=== Task description ===
Go through the material and write it all out exactly, minus the pictures.

=== Provided data ===
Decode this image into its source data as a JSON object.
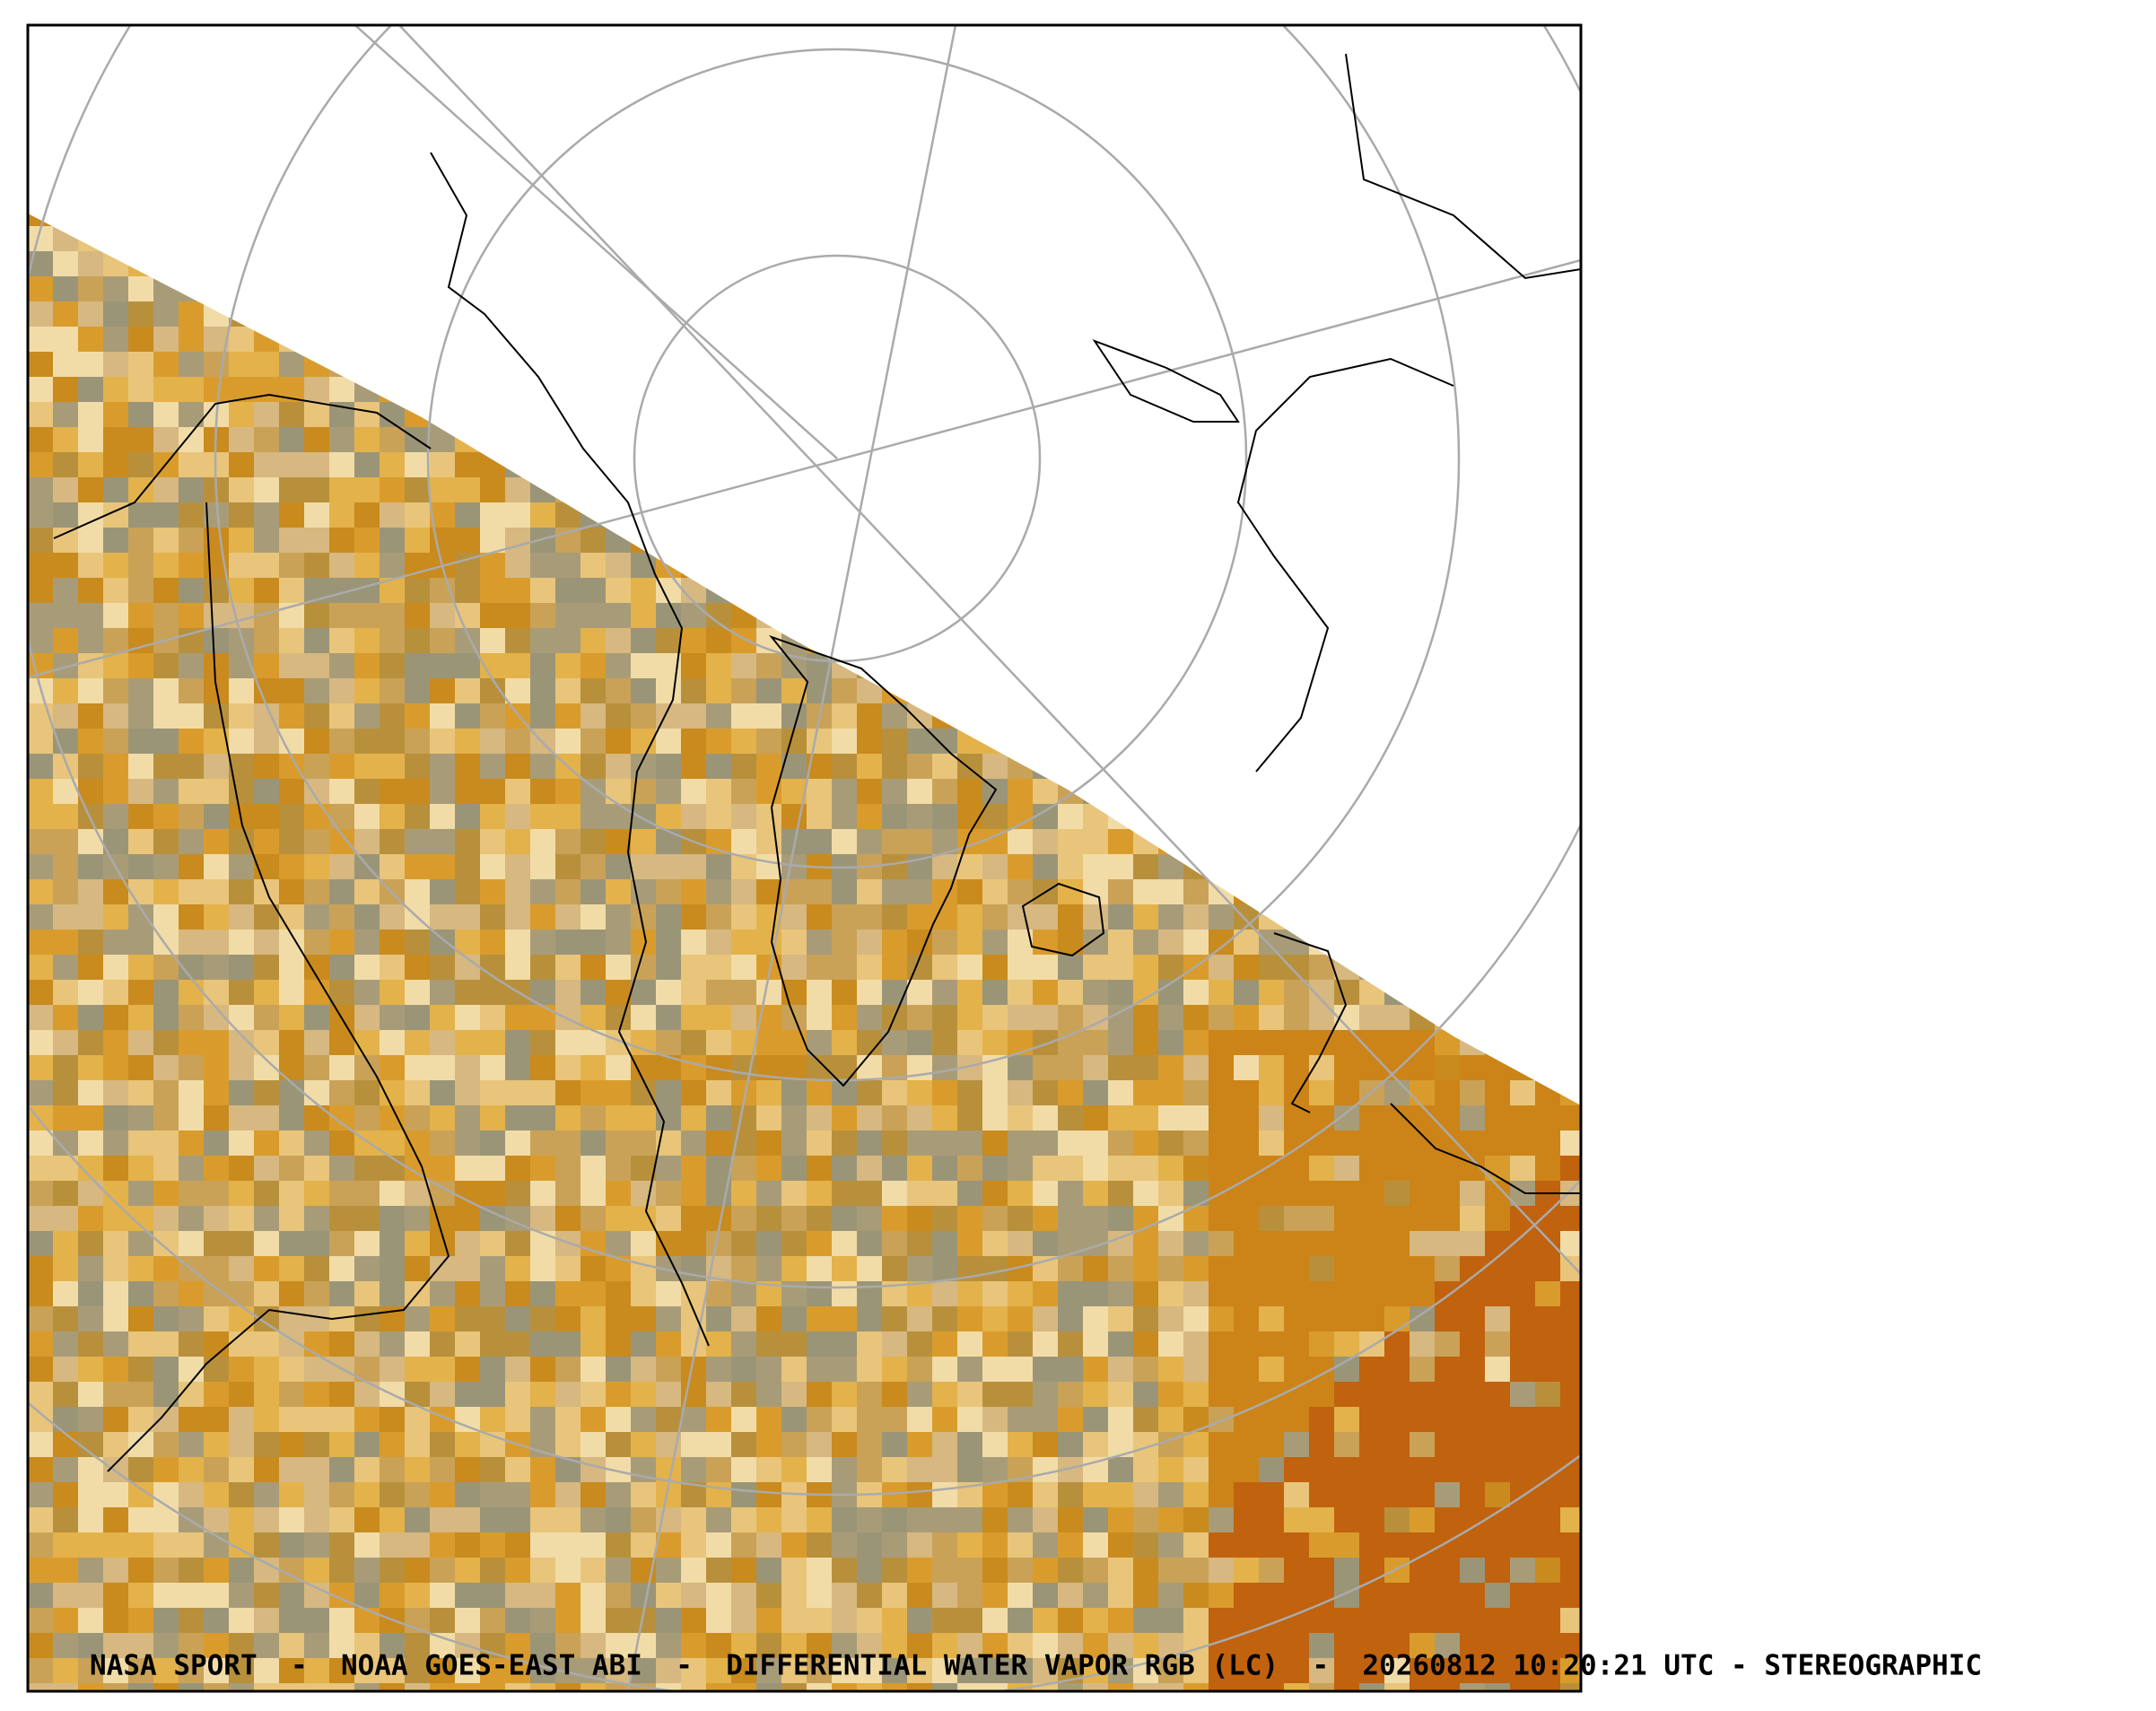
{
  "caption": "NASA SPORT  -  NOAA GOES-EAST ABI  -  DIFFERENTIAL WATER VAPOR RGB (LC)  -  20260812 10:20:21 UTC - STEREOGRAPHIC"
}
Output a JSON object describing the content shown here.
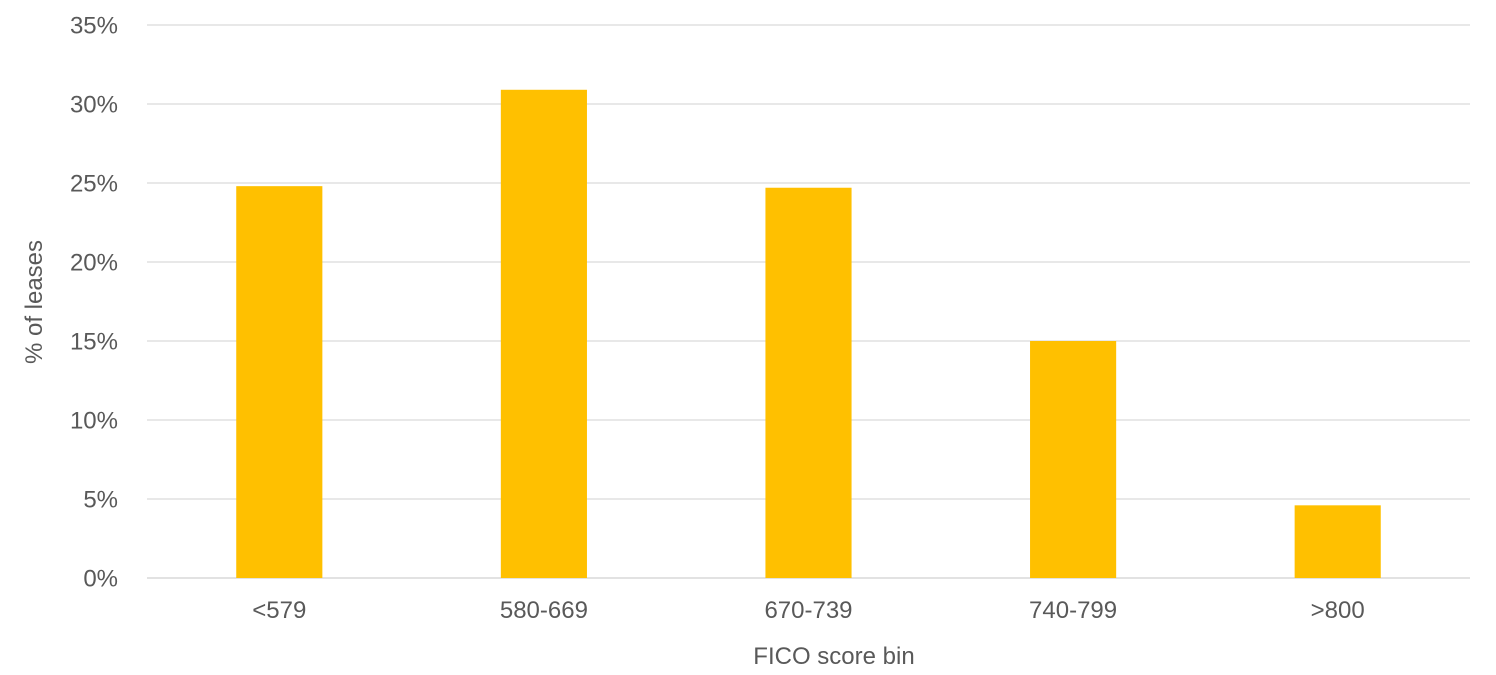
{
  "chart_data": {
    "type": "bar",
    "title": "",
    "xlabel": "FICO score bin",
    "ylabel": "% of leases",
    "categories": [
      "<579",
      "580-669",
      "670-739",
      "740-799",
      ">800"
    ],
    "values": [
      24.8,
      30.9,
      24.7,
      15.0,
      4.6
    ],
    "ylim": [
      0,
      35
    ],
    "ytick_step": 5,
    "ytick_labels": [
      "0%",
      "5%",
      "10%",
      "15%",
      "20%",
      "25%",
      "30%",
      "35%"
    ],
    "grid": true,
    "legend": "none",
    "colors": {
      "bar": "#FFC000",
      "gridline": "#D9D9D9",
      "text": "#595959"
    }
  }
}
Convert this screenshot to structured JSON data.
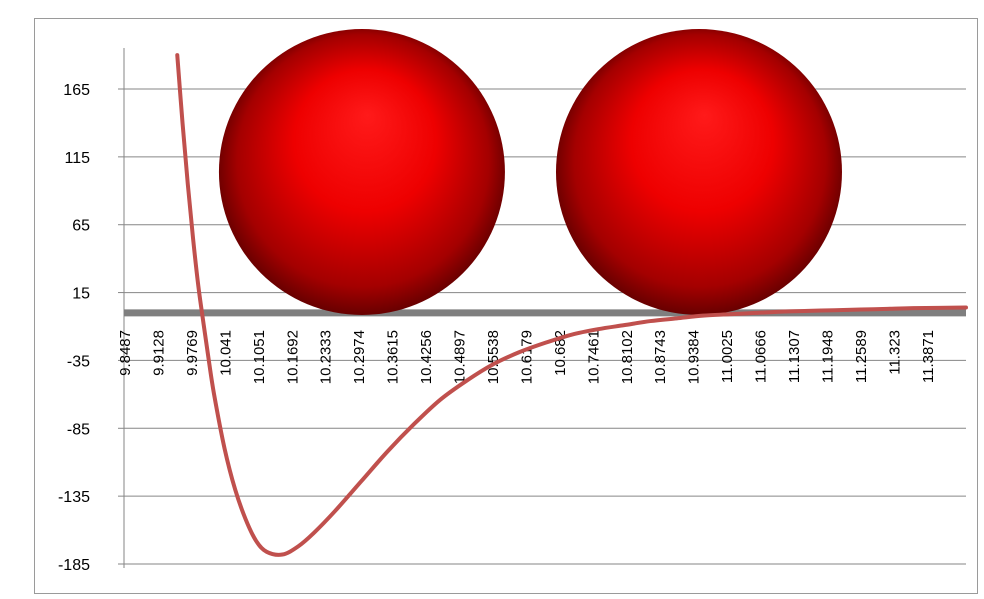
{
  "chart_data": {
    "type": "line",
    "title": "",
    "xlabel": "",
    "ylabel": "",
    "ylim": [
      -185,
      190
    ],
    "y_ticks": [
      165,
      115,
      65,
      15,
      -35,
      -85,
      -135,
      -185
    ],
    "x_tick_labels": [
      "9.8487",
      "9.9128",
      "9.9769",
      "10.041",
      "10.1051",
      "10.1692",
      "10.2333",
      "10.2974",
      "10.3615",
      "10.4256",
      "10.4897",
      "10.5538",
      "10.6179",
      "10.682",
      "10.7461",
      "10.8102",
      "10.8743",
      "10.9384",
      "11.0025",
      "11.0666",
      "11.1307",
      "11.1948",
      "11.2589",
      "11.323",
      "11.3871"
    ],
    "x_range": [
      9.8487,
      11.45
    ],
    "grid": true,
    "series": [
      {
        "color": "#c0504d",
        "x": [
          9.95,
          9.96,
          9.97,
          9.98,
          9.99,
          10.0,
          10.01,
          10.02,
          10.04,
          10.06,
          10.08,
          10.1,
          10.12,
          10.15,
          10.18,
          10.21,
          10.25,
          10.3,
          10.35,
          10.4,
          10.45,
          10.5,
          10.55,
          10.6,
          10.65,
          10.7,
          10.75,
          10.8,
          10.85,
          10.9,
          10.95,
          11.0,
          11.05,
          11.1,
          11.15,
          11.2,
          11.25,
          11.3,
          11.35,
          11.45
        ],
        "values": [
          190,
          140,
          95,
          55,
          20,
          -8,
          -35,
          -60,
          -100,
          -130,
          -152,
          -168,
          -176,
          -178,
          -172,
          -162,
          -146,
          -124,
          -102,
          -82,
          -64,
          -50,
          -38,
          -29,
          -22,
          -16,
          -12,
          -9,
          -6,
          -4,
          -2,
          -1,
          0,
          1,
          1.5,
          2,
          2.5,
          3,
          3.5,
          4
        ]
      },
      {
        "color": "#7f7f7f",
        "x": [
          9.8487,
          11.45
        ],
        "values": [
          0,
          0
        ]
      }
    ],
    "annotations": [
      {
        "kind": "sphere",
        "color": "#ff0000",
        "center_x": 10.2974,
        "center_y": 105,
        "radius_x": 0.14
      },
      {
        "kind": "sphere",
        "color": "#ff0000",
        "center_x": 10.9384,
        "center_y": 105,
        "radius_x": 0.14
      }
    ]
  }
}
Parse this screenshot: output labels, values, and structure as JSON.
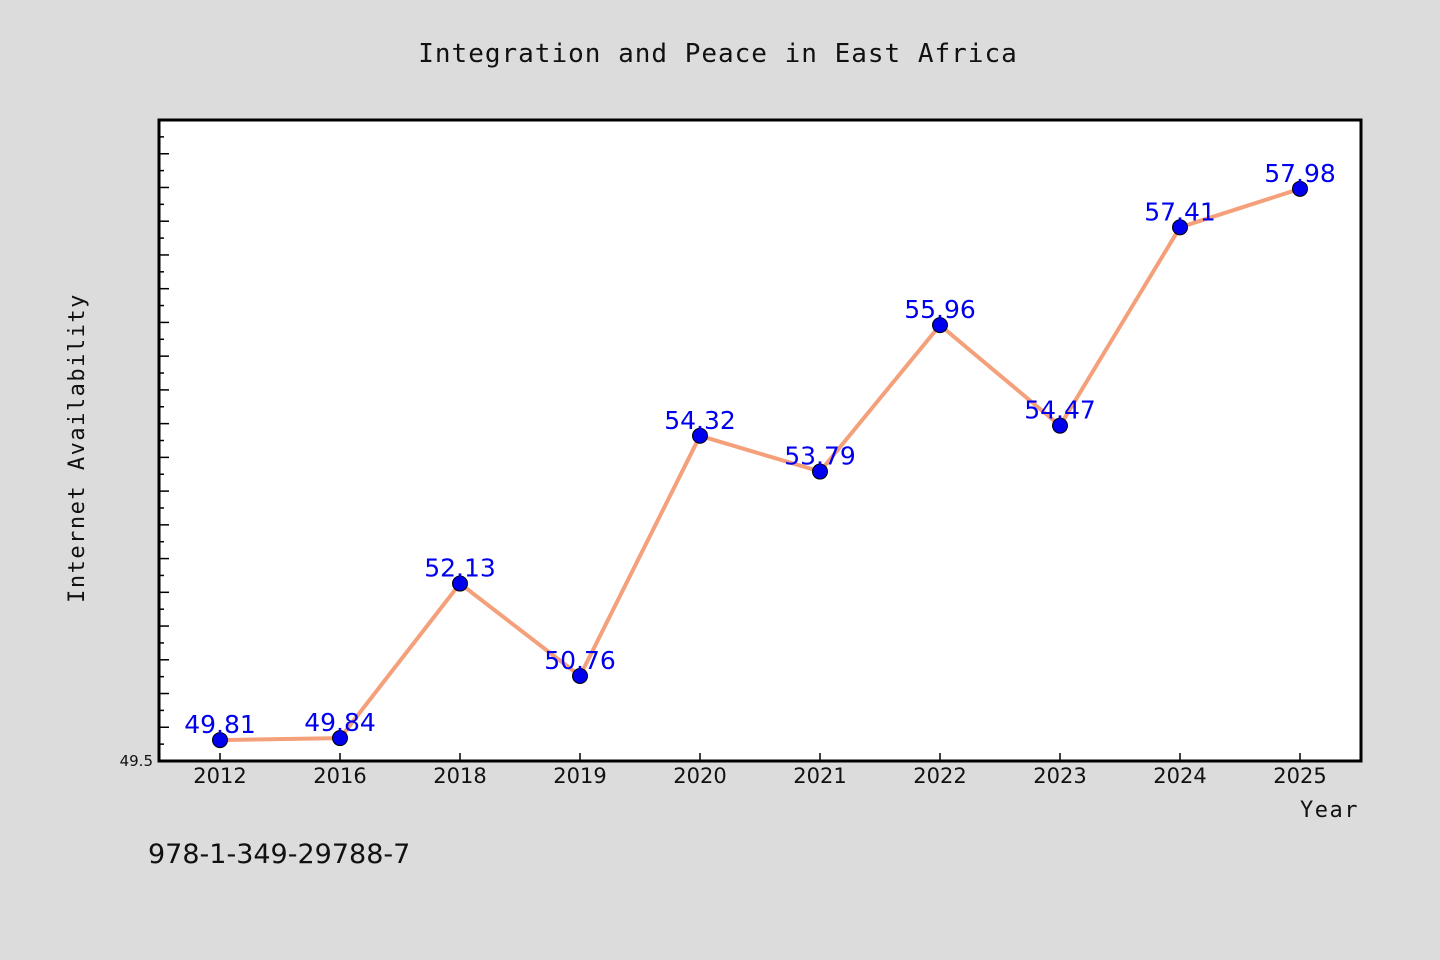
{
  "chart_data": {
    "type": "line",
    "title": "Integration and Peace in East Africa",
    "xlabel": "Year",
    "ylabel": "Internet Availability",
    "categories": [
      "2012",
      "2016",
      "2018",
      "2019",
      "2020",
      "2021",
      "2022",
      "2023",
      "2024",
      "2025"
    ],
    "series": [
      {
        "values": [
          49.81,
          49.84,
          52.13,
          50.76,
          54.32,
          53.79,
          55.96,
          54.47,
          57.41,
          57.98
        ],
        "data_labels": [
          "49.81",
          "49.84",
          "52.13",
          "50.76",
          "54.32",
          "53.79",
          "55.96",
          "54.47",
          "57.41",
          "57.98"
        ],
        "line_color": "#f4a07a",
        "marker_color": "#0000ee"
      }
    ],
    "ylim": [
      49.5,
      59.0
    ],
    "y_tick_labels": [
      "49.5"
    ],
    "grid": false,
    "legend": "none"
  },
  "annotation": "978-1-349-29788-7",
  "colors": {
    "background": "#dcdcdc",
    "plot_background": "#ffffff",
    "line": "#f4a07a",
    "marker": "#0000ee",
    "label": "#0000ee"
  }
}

=== Answer ===
Decode this image into its source data as a JSON object.
{
  "caption": "NASA SPORT  -  NOAA GOES-EAST ABI  -  DIFFERENTIAL WATER VAPOR RGB (LC)  -  20260812 10:20:21 UTC - STEREOGRAPHIC"
}
Output a JSON object describing the content shown here.
{
  "chart_data": {
    "type": "bar",
    "title": "",
    "xlabel": "FICO score bin",
    "ylabel": "% of leases",
    "categories": [
      "<579",
      "580-669",
      "670-739",
      "740-799",
      ">800"
    ],
    "values": [
      24.8,
      30.9,
      24.7,
      15.0,
      4.6
    ],
    "ylim": [
      0,
      35
    ],
    "ytick_step": 5,
    "ytick_labels": [
      "0%",
      "5%",
      "10%",
      "15%",
      "20%",
      "25%",
      "30%",
      "35%"
    ],
    "grid": true,
    "legend": "none",
    "colors": {
      "bar": "#FFC000",
      "gridline": "#D9D9D9",
      "text": "#595959"
    }
  }
}
Convert this screenshot to structured JSON data.
{
  "chart_data": {
    "type": "line",
    "title": "",
    "xlabel": "",
    "ylabel": "",
    "ylim": [
      -185,
      190
    ],
    "y_ticks": [
      165,
      115,
      65,
      15,
      -35,
      -85,
      -135,
      -185
    ],
    "x_tick_labels": [
      "9.8487",
      "9.9128",
      "9.9769",
      "10.041",
      "10.1051",
      "10.1692",
      "10.2333",
      "10.2974",
      "10.3615",
      "10.4256",
      "10.4897",
      "10.5538",
      "10.6179",
      "10.682",
      "10.7461",
      "10.8102",
      "10.8743",
      "10.9384",
      "11.0025",
      "11.0666",
      "11.1307",
      "11.1948",
      "11.2589",
      "11.323",
      "11.3871"
    ],
    "x_range": [
      9.8487,
      11.45
    ],
    "grid": true,
    "series": [
      {
        "color": "#c0504d",
        "x": [
          9.95,
          9.96,
          9.97,
          9.98,
          9.99,
          10.0,
          10.01,
          10.02,
          10.04,
          10.06,
          10.08,
          10.1,
          10.12,
          10.15,
          10.18,
          10.21,
          10.25,
          10.3,
          10.35,
          10.4,
          10.45,
          10.5,
          10.55,
          10.6,
          10.65,
          10.7,
          10.75,
          10.8,
          10.85,
          10.9,
          10.95,
          11.0,
          11.05,
          11.1,
          11.15,
          11.2,
          11.25,
          11.3,
          11.35,
          11.45
        ],
        "values": [
          190,
          140,
          95,
          55,
          20,
          -8,
          -35,
          -60,
          -100,
          -130,
          -152,
          -168,
          -176,
          -178,
          -172,
          -162,
          -146,
          -124,
          -102,
          -82,
          -64,
          -50,
          -38,
          -29,
          -22,
          -16,
          -12,
          -9,
          -6,
          -4,
          -2,
          -1,
          0,
          1,
          1.5,
          2,
          2.5,
          3,
          3.5,
          4
        ]
      },
      {
        "color": "#7f7f7f",
        "x": [
          9.8487,
          11.45
        ],
        "values": [
          0,
          0
        ]
      }
    ],
    "annotations": [
      {
        "kind": "sphere",
        "color": "#ff0000",
        "center_x": 10.2974,
        "center_y": 105,
        "radius_x": 0.14
      },
      {
        "kind": "sphere",
        "color": "#ff0000",
        "center_x": 10.9384,
        "center_y": 105,
        "radius_x": 0.14
      }
    ]
  }
}
Parse this screenshot: output labels, values, and structure as JSON.
{
  "chart_data": {
    "type": "line",
    "title": "Integration and Peace in East Africa",
    "xlabel": "Year",
    "ylabel": "Internet Availability",
    "categories": [
      "2012",
      "2016",
      "2018",
      "2019",
      "2020",
      "2021",
      "2022",
      "2023",
      "2024",
      "2025"
    ],
    "series": [
      {
        "values": [
          49.81,
          49.84,
          52.13,
          50.76,
          54.32,
          53.79,
          55.96,
          54.47,
          57.41,
          57.98
        ],
        "data_labels": [
          "49.81",
          "49.84",
          "52.13",
          "50.76",
          "54.32",
          "53.79",
          "55.96",
          "54.47",
          "57.41",
          "57.98"
        ],
        "line_color": "#f4a07a",
        "marker_color": "#0000ee"
      }
    ],
    "ylim": [
      49.5,
      59.0
    ],
    "y_tick_labels": [
      "49.5"
    ],
    "grid": false,
    "legend": "none"
  },
  "annotation": "978-1-349-29788-7",
  "colors": {
    "background": "#dcdcdc",
    "plot_background": "#ffffff",
    "line": "#f4a07a",
    "marker": "#0000ee",
    "label": "#0000ee"
  }
}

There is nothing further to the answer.